_AUSGANGSTEXT:_
□ □ □ □ □ □ □

Hollywood in Ewigkeit

Die Tragik der Schönheitsoperation: Beim größten Theaterfestival der Vereinigten Staaten, dem Fringe Festival in New York, kommt es zu belebenden Kollisionen von Theater und amerikanischer Popkultur, Genderfragen und Martial Arts

In der Augustschwüle Downtown-Manhattans findet nunmehr zum achten Mal das größte Theaterfestival Nordamerikas statt. Das New York International Fringe Festival ließe sich am treffendsten als eine gigantische Mischung aus Theatertreffen und Off-Theaterveranstaltungen wie das Berliner „reich&berühmt“ beschreiben. 200 Ensembles führen an 16 Tagen vor insgesamt mehr als 50.000 Zuschauern ihre neuesten Inszenierungen auf.

Oft ist Theater in New York eine angestaubte Kunstform: Während man sich nur wenig für die zumeist etwas banalen Musicalproduktionen des Broadways begeistern kann, muss man sich im gänzlich unsubventionierten amerikanischen Theateralltag vor allem mit gut gemeinten dramatischen Versuchen auf relativ schlecht ausgeleuchteten Bühnen zufrieden geben. Das Fringe Festival hält dagegen: Immer mehr junge Regisseure und Dramatiker scheinen diese Situation mit neuem Verve verändern zu wollen. Ohne große Mittel bringen sie ein temporeiches, intelligentes und innovatives Theater auf die Bühne, das in voller Geschwindigkeit mit der amerikanischen Popkultur kollidiert.

Neben einem zu erwartenden politischen Schwerpunkt mit Arbeiten zwischen Bush-Bashing und Terrorangst-Pathos ist so ein überraschender Trend zur Auseinandersetzung mit Hollywood, Pop und Teenage-Kult auszumachen. Viele Aufführungen adaptieren Fernseh- und Filmformate, dramatisieren lustvoll schlechte Adoleszenzliteratur, folgen Erzählgewohnheiten aus dem Blockbusterkino oder inszenieren ebenso komische wie irritierende Versionen von allgegenwärtigen Celebrity-Biografien.

□ □ □ □ □ □ □

_BEREITGESTELLTE ANGABEN:_
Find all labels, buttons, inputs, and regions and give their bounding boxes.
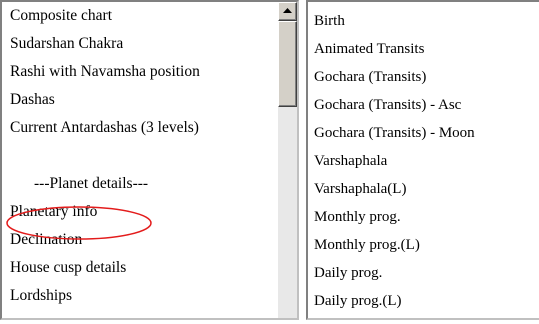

□ □ □ □ □ □ □

Schreibe den Text über das Fringe Festival in New York im Anschluss an seinen letzten Satz weiter.

Da gibt es die beiden libanesischen Talkshowhostessen, die in „Live! With Pascale&Chantal“ ihre ahnungslosen Gäste anscheinend naiv über Mode, Sex und Schönheitsoperationen ausfragen und dabei nonchalant die Tragiken des amerikanischen Kulturexports bloßlegen. Justin Timberlake und Britney Spears halten in „Terrible Infant“ als Erklärungsmuster für die Geschichte eines Kinderbühnenstars aus dem 19. Jahrhundert her. Während in den Produktionen „Martha and Me“ und „Nicky Goes Goth“ Hotelerbin und Reality-TV-Star Paris Hilton und die gerade wegen Börsenkriminalität verurteilte Martha Stewart – eine geschmackssichere Medienmillionärin, die mit Kochsendungen und Hausfrauenzeitschriften eine Art Imperium aufbauen konnte – in Szene gesetzt werden. Die Superreichen spielen hier um den Lottojackpot, um sich von möglichen Gedanken an afrikanische Kindersoldaten abzulenken.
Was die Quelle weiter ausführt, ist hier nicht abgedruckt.